▸ Exercise brief
Extract every line where the string "SOAP" appears.

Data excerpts

##########

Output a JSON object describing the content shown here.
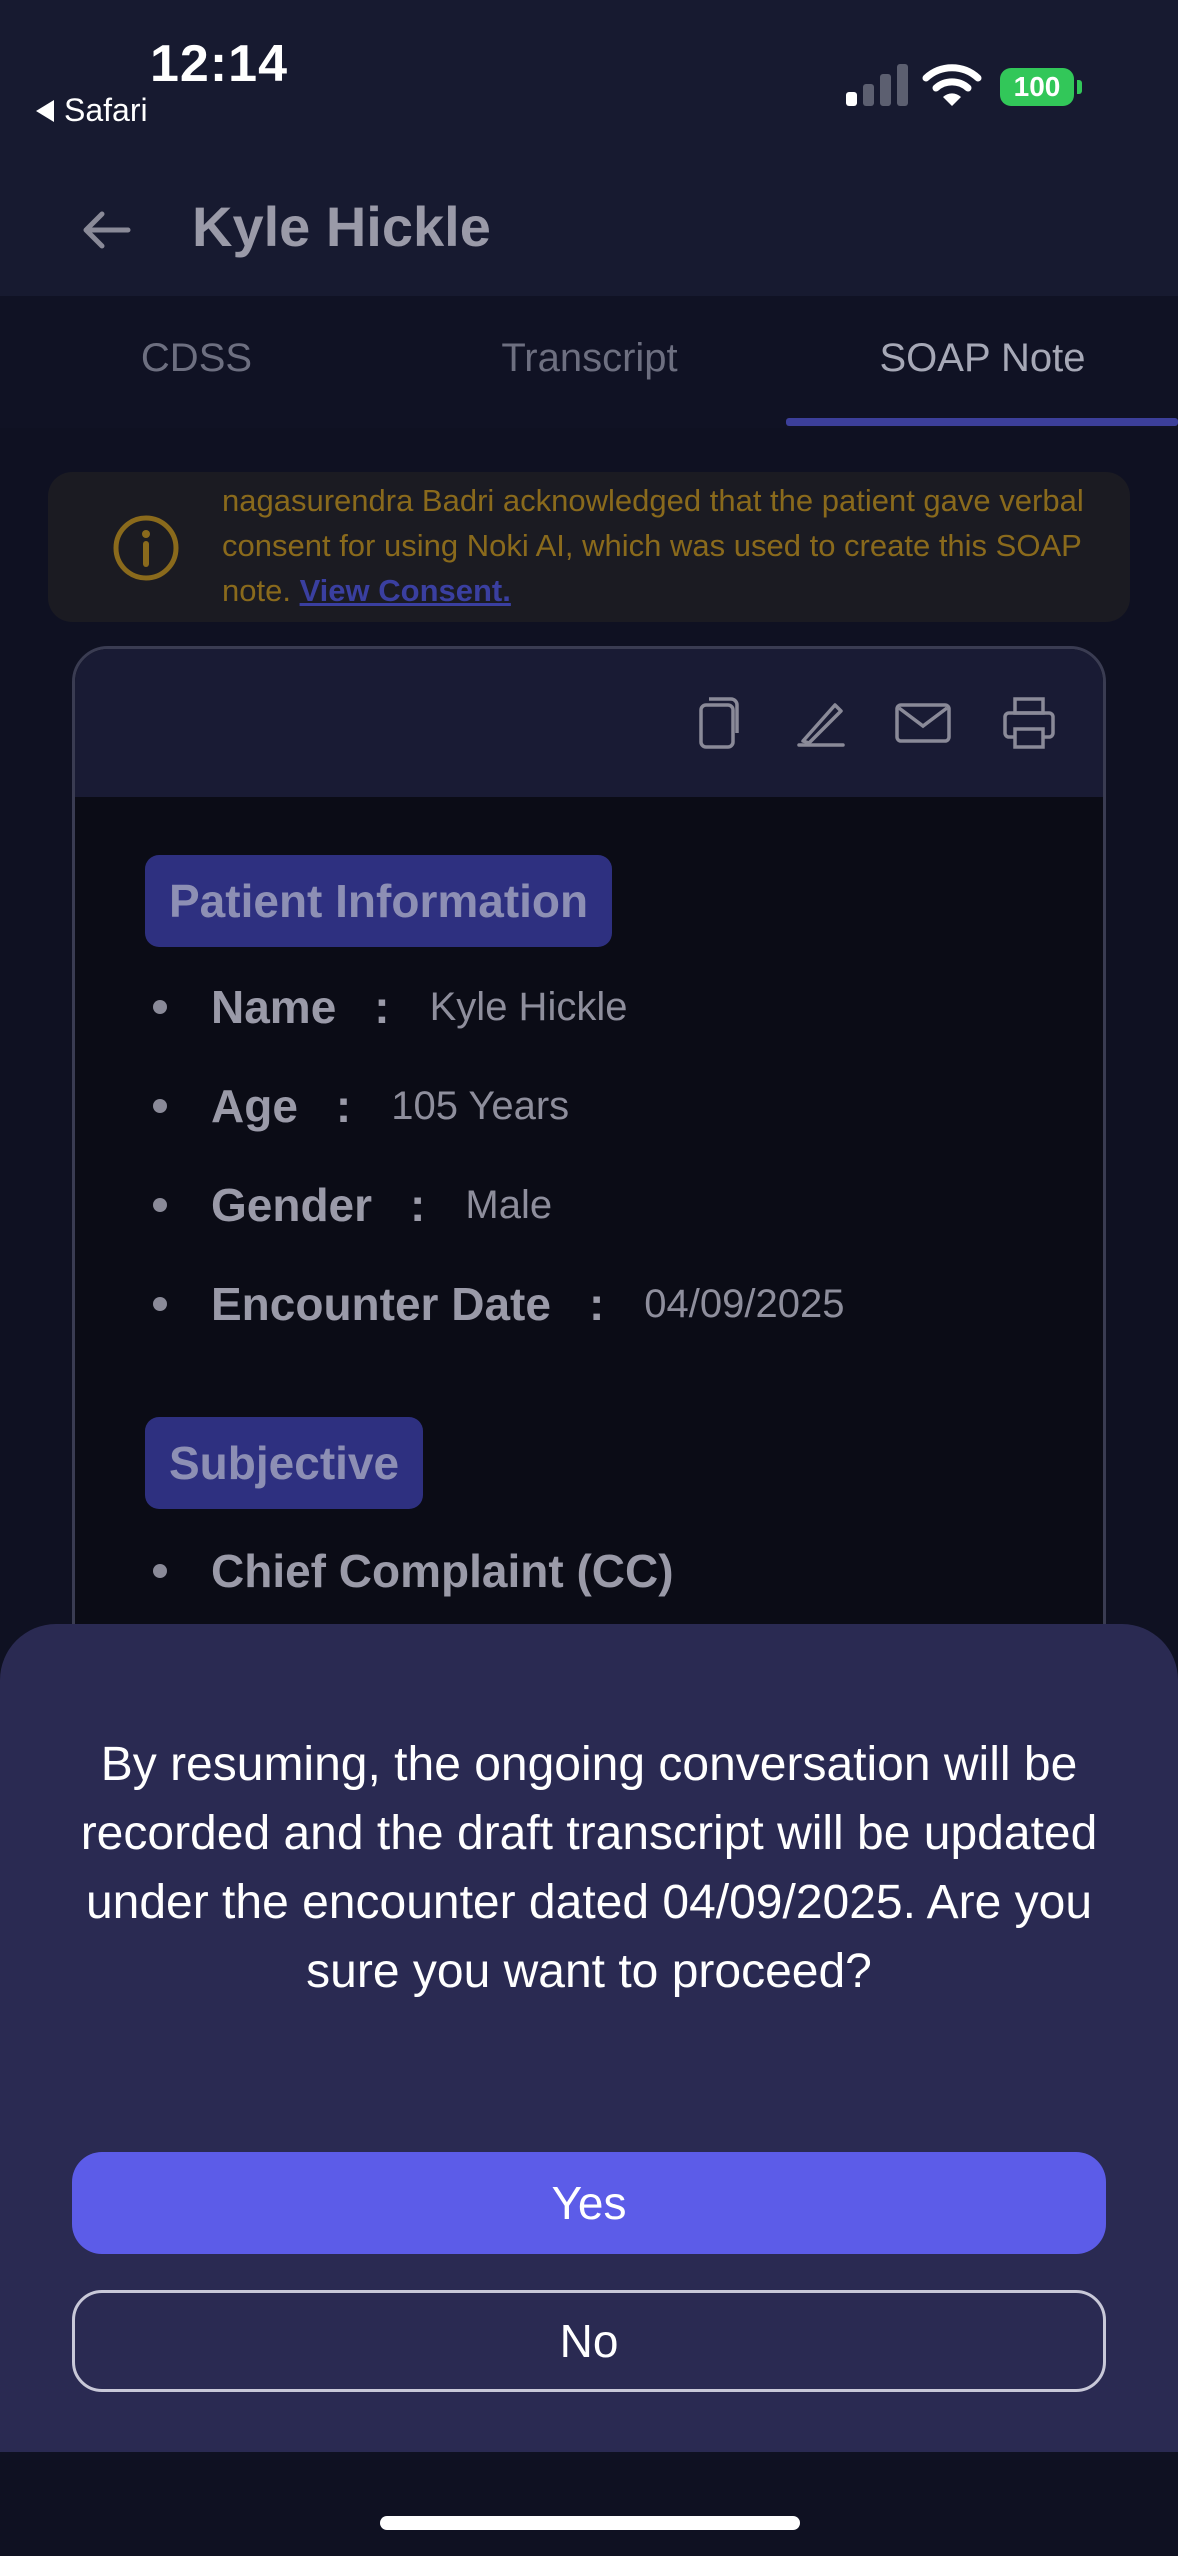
{
  "status_bar": {
    "time": "12:14",
    "back_app": "Safari",
    "battery": "100"
  },
  "header": {
    "title": "Kyle Hickle"
  },
  "tabs": [
    {
      "label": "CDSS"
    },
    {
      "label": "Transcript"
    },
    {
      "label": "SOAP Note"
    }
  ],
  "active_tab": "SOAP Note",
  "consent": {
    "text": "nagasurendra Badri acknowledged that the patient gave verbal consent for using Noki AI, which was used to create this SOAP note. ",
    "link": "View Consent."
  },
  "note": {
    "toolbar_icons": [
      "copy-icon",
      "edit-icon",
      "mail-icon",
      "print-icon"
    ],
    "patient_info": {
      "heading": "Patient Information",
      "fields": [
        {
          "label": "Name",
          "sep": ":",
          "value": "Kyle Hickle"
        },
        {
          "label": "Age",
          "sep": ":",
          "value": "105 Years"
        },
        {
          "label": "Gender",
          "sep": ":",
          "value": "Male"
        },
        {
          "label": "Encounter Date",
          "sep": ":",
          "value": "04/09/2025"
        }
      ]
    },
    "subjective": {
      "heading": "Subjective",
      "items": [
        {
          "label": "Chief Complaint (CC)"
        }
      ]
    }
  },
  "dialog": {
    "message": "By resuming, the ongoing conversation will be recorded and the draft transcript will be updated under the encounter dated 04/09/2025. Are you sure you want to proceed?",
    "yes_label": "Yes",
    "no_label": "No"
  },
  "colors": {
    "accent": "#5c5ce8",
    "sheet": "#2a2a52",
    "battery": "#32c759"
  }
}
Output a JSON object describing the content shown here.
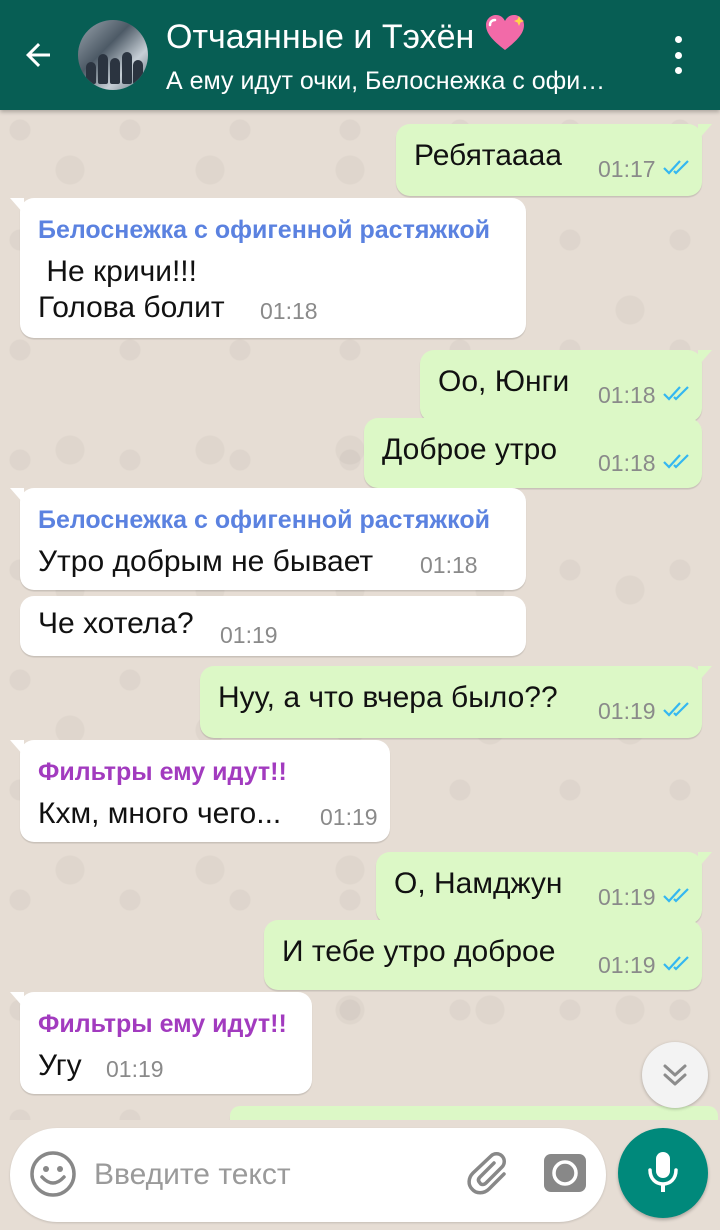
{
  "header": {
    "title": "Отчаянные и Тэхён",
    "heart_emoji": "💖",
    "subtitle": "А ему идут очки, Белоснежка с офи…",
    "back_icon": "arrow-back-icon",
    "menu_icon": "more-vert-icon"
  },
  "colors": {
    "header_bg": "#075e54",
    "outgoing_bubble": "#dcf8c6",
    "incoming_bubble": "#ffffff",
    "sender_blue": "#5b82e0",
    "sender_purple": "#a23bbf",
    "read_ticks": "#34b7f1",
    "mic_button": "#00897b"
  },
  "messages": [
    {
      "dir": "out",
      "text": "Ребятаааа",
      "time": "01:17",
      "read": true
    },
    {
      "dir": "in",
      "sender": "Белоснежка с офигенной растяжкой",
      "sender_color": "#5b82e0",
      "text": " Не кричи!!!\nГолова болит",
      "time": "01:18"
    },
    {
      "dir": "out",
      "text": "Оо, Юнги",
      "time": "01:18",
      "read": true
    },
    {
      "dir": "out",
      "text": "Доброе утро",
      "time": "01:18",
      "read": true
    },
    {
      "dir": "in",
      "sender": "Белоснежка с офигенной растяжкой",
      "sender_color": "#5b82e0",
      "text": "Утро добрым не бывает",
      "time": "01:18"
    },
    {
      "dir": "in",
      "text": "Че хотела?",
      "time": "01:19"
    },
    {
      "dir": "out",
      "text": "Нуу, а что вчера было??",
      "time": "01:19",
      "read": true
    },
    {
      "dir": "in",
      "sender": "Фильтры ему идут!!",
      "sender_color": "#a23bbf",
      "text": "Кхм, много чего...",
      "time": "01:19"
    },
    {
      "dir": "out",
      "text": "О, Намджун",
      "time": "01:19",
      "read": true
    },
    {
      "dir": "out",
      "text": "И тебе утро доброе",
      "time": "01:19",
      "read": true
    },
    {
      "dir": "in",
      "sender": "Фильтры ему идут!!",
      "sender_color": "#a23bbf",
      "text": "Угу",
      "time": "01:19"
    }
  ],
  "composer": {
    "placeholder": "Введите текст",
    "emoji_icon": "emoji-icon",
    "attach_icon": "paperclip-icon",
    "camera_icon": "camera-icon",
    "mic_icon": "mic-icon"
  },
  "scroll_down_icon": "chevron-double-down-icon"
}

##########

▸ Result
      "label": "SOAP Note"
  "active_tab": "SOAP Note",
    "text": "nagasurendra Badri acknowledged that the patient gave verbal consent for using Noki AI, which was used to create this SOAP note. ",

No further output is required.